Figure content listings
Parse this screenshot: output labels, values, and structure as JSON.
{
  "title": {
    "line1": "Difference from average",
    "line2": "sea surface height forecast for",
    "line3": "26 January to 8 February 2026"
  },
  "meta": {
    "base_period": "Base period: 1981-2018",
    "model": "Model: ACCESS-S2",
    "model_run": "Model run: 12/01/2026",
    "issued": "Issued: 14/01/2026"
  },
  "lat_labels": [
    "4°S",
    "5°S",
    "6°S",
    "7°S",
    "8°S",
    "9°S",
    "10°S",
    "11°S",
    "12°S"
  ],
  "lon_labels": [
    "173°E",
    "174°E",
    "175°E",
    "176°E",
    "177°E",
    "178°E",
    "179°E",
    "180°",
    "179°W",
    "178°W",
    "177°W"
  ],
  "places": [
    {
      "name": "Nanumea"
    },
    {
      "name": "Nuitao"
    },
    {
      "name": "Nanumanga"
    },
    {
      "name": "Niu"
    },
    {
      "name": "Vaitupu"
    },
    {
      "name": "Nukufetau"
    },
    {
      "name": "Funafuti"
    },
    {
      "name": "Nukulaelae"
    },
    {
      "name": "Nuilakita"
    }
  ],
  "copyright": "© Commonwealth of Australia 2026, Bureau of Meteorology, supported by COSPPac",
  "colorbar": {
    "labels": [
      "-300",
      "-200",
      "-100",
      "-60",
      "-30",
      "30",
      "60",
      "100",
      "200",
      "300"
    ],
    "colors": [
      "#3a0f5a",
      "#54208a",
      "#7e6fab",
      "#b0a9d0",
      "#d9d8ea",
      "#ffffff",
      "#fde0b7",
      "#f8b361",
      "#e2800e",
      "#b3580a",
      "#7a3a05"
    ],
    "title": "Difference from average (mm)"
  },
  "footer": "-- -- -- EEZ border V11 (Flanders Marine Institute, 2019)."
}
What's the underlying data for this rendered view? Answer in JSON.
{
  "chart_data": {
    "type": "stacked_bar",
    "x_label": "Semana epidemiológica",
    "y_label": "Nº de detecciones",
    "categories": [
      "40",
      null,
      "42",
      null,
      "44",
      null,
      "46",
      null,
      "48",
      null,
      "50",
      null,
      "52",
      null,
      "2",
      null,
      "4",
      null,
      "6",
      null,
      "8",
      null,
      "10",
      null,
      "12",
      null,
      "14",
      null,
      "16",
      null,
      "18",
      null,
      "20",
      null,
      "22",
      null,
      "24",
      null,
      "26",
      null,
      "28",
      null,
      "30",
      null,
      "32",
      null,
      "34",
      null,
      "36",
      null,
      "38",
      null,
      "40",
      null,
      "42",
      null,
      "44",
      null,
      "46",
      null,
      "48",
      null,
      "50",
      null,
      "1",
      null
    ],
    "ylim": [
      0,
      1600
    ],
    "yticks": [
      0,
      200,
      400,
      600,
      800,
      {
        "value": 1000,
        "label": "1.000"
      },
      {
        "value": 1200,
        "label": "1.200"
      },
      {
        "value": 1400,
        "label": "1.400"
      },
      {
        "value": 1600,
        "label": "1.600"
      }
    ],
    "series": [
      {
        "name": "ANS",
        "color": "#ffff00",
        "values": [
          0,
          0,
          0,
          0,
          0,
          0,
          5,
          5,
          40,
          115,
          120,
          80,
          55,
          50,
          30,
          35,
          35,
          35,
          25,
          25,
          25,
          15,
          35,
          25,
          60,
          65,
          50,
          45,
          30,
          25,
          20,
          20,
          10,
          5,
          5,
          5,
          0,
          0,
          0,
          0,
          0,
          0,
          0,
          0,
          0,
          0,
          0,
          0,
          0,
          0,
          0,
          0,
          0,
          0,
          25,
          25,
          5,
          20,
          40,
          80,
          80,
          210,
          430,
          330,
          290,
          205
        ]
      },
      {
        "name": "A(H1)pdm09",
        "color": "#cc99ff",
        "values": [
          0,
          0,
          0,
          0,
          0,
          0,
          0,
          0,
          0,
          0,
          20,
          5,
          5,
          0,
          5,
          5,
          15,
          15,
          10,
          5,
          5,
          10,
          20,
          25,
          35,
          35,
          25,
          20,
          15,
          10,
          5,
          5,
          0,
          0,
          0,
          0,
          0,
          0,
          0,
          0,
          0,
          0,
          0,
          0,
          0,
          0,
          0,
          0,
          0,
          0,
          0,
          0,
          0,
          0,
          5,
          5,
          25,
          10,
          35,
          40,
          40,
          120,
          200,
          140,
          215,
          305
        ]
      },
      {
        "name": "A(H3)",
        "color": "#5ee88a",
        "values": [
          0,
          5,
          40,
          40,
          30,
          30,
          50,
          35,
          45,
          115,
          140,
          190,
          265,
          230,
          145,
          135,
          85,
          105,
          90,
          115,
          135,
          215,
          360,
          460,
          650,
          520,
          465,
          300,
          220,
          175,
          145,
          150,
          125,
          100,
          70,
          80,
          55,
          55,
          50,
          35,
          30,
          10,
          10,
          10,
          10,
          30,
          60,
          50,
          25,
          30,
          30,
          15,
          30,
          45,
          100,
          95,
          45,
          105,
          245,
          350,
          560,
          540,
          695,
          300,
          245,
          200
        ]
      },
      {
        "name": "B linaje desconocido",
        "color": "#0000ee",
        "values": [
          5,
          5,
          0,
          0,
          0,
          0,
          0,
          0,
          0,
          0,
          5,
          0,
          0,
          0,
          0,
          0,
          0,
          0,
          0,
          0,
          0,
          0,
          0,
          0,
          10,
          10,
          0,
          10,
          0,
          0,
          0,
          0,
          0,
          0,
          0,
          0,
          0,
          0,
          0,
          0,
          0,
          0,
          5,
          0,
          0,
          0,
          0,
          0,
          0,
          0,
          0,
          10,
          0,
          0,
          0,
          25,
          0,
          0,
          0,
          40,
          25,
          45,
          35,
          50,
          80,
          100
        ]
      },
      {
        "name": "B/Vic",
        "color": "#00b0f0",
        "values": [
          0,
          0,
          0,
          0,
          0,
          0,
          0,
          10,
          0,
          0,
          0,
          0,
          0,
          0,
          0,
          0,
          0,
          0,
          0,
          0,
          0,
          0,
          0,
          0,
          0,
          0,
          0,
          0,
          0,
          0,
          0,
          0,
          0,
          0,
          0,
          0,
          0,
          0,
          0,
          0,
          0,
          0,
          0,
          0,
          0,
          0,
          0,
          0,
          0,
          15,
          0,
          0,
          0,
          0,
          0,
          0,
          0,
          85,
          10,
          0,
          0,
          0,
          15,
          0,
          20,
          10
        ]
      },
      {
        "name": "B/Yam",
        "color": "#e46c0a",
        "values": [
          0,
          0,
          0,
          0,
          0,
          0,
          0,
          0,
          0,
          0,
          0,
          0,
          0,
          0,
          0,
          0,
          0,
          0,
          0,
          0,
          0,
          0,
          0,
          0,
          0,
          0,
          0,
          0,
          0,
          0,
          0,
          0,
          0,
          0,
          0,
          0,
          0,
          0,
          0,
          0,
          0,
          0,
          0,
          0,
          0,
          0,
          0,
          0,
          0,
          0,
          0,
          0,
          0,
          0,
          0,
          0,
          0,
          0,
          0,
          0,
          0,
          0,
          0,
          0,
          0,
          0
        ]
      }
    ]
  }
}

# Problem statement
Exactly as written, please output every entry.

# Solution
Parse this screenshot: output labels, values, and structure as JSON.
{
  "title": {
    "line1": "Difference from average",
    "line2": "sea surface height forecast for",
    "line3": "26 January to 8 February 2026"
  },
  "meta": {
    "base_period": "Base period: 1981-2018",
    "model": "Model: ACCESS-S2",
    "model_run": "Model run: 12/01/2026",
    "issued": "Issued: 14/01/2026"
  },
  "lat_labels": [
    "4°S",
    "5°S",
    "6°S",
    "7°S",
    "8°S",
    "9°S",
    "10°S",
    "11°S",
    "12°S"
  ],
  "lon_labels": [
    "173°E",
    "174°E",
    "175°E",
    "176°E",
    "177°E",
    "178°E",
    "179°E",
    "180°",
    "179°W",
    "178°W",
    "177°W"
  ],
  "places": [
    {
      "name": "Nanumea"
    },
    {
      "name": "Nuitao"
    },
    {
      "name": "Nanumanga"
    },
    {
      "name": "Niu"
    },
    {
      "name": "Vaitupu"
    },
    {
      "name": "Nukufetau"
    },
    {
      "name": "Funafuti"
    },
    {
      "name": "Nukulaelae"
    },
    {
      "name": "Nuilakita"
    }
  ],
  "copyright": "© Commonwealth of Australia 2026, Bureau of Meteorology, supported by COSPPac",
  "colorbar": {
    "labels": [
      "-300",
      "-200",
      "-100",
      "-60",
      "-30",
      "30",
      "60",
      "100",
      "200",
      "300"
    ],
    "colors": [
      "#3a0f5a",
      "#54208a",
      "#7e6fab",
      "#b0a9d0",
      "#d9d8ea",
      "#ffffff",
      "#fde0b7",
      "#f8b361",
      "#e2800e",
      "#b3580a",
      "#7a3a05"
    ],
    "title": "Difference from average (mm)"
  },
  "footer": "-- -- -- EEZ border V11 (Flanders Marine Institute, 2019)."
}
What's the underlying data for this rendered view? Answer in JSON.
{
  "chart_data": {
    "type": "stacked_bar",
    "x_label": "Semana epidemiológica",
    "y_label": "Nº de detecciones",
    "categories": [
      "40",
      null,
      "42",
      null,
      "44",
      null,
      "46",
      null,
      "48",
      null,
      "50",
      null,
      "52",
      null,
      "2",
      null,
      "4",
      null,
      "6",
      null,
      "8",
      null,
      "10",
      null,
      "12",
      null,
      "14",
      null,
      "16",
      null,
      "18",
      null,
      "20",
      null,
      "22",
      null,
      "24",
      null,
      "26",
      null,
      "28",
      null,
      "30",
      null,
      "32",
      null,
      "34",
      null,
      "36",
      null,
      "38",
      null,
      "40",
      null,
      "42",
      null,
      "44",
      null,
      "46",
      null,
      "48",
      null,
      "50",
      null,
      "1",
      null
    ],
    "ylim": [
      0,
      1600
    ],
    "yticks": [
      0,
      200,
      400,
      600,
      800,
      {
        "value": 1000,
        "label": "1.000"
      },
      {
        "value": 1200,
        "label": "1.200"
      },
      {
        "value": 1400,
        "label": "1.400"
      },
      {
        "value": 1600,
        "label": "1.600"
      }
    ],
    "series": [
      {
        "name": "ANS",
        "color": "#ffff00",
        "values": [
          0,
          0,
          0,
          0,
          0,
          0,
          5,
          5,
          40,
          115,
          120,
          80,
          55,
          50,
          30,
          35,
          35,
          35,
          25,
          25,
          25,
          15,
          35,
          25,
          60,
          65,
          50,
          45,
          30,
          25,
          20,
          20,
          10,
          5,
          5,
          5,
          0,
          0,
          0,
          0,
          0,
          0,
          0,
          0,
          0,
          0,
          0,
          0,
          0,
          0,
          0,
          0,
          0,
          0,
          25,
          25,
          5,
          20,
          40,
          80,
          80,
          210,
          430,
          330,
          290,
          205
        ]
      },
      {
        "name": "A(H1)pdm09",
        "color": "#cc99ff",
        "values": [
          0,
          0,
          0,
          0,
          0,
          0,
          0,
          0,
          0,
          0,
          20,
          5,
          5,
          0,
          5,
          5,
          15,
          15,
          10,
          5,
          5,
          10,
          20,
          25,
          35,
          35,
          25,
          20,
          15,
          10,
          5,
          5,
          0,
          0,
          0,
          0,
          0,
          0,
          0,
          0,
          0,
          0,
          0,
          0,
          0,
          0,
          0,
          0,
          0,
          0,
          0,
          0,
          0,
          0,
          5,
          5,
          25,
          10,
          35,
          40,
          40,
          120,
          200,
          140,
          215,
          305
        ]
      },
      {
        "name": "A(H3)",
        "color": "#5ee88a",
        "values": [
          0,
          5,
          40,
          40,
          30,
          30,
          50,
          35,
          45,
          115,
          140,
          190,
          265,
          230,
          145,
          135,
          85,
          105,
          90,
          115,
          135,
          215,
          360,
          460,
          650,
          520,
          465,
          300,
          220,
          175,
          145,
          150,
          125,
          100,
          70,
          80,
          55,
          55,
          50,
          35,
          30,
          10,
          10,
          10,
          10,
          30,
          60,
          50,
          25,
          30,
          30,
          15,
          30,
          45,
          100,
          95,
          45,
          105,
          245,
          350,
          560,
          540,
          695,
          300,
          245,
          200
        ]
      },
      {
        "name": "B linaje desconocido",
        "color": "#0000ee",
        "values": [
          5,
          5,
          0,
          0,
          0,
          0,
          0,
          0,
          0,
          0,
          5,
          0,
          0,
          0,
          0,
          0,
          0,
          0,
          0,
          0,
          0,
          0,
          0,
          0,
          10,
          10,
          0,
          10,
          0,
          0,
          0,
          0,
          0,
          0,
          0,
          0,
          0,
          0,
          0,
          0,
          0,
          0,
          5,
          0,
          0,
          0,
          0,
          0,
          0,
          0,
          0,
          10,
          0,
          0,
          0,
          25,
          0,
          0,
          0,
          40,
          25,
          45,
          35,
          50,
          80,
          100
        ]
      },
      {
        "name": "B/Vic",
        "color": "#00b0f0",
        "values": [
          0,
          0,
          0,
          0,
          0,
          0,
          0,
          10,
          0,
          0,
          0,
          0,
          0,
          0,
          0,
          0,
          0,
          0,
          0,
          0,
          0,
          0,
          0,
          0,
          0,
          0,
          0,
          0,
          0,
          0,
          0,
          0,
          0,
          0,
          0,
          0,
          0,
          0,
          0,
          0,
          0,
          0,
          0,
          0,
          0,
          0,
          0,
          0,
          0,
          15,
          0,
          0,
          0,
          0,
          0,
          0,
          0,
          85,
          10,
          0,
          0,
          0,
          15,
          0,
          20,
          10
        ]
      },
      {
        "name": "B/Yam",
        "color": "#e46c0a",
        "values": [
          0,
          0,
          0,
          0,
          0,
          0,
          0,
          0,
          0,
          0,
          0,
          0,
          0,
          0,
          0,
          0,
          0,
          0,
          0,
          0,
          0,
          0,
          0,
          0,
          0,
          0,
          0,
          0,
          0,
          0,
          0,
          0,
          0,
          0,
          0,
          0,
          0,
          0,
          0,
          0,
          0,
          0,
          0,
          0,
          0,
          0,
          0,
          0,
          0,
          0,
          0,
          0,
          0,
          0,
          0,
          0,
          0,
          0,
          0,
          0,
          0,
          0,
          0,
          0,
          0,
          0
        ]
      }
    ]
  }
}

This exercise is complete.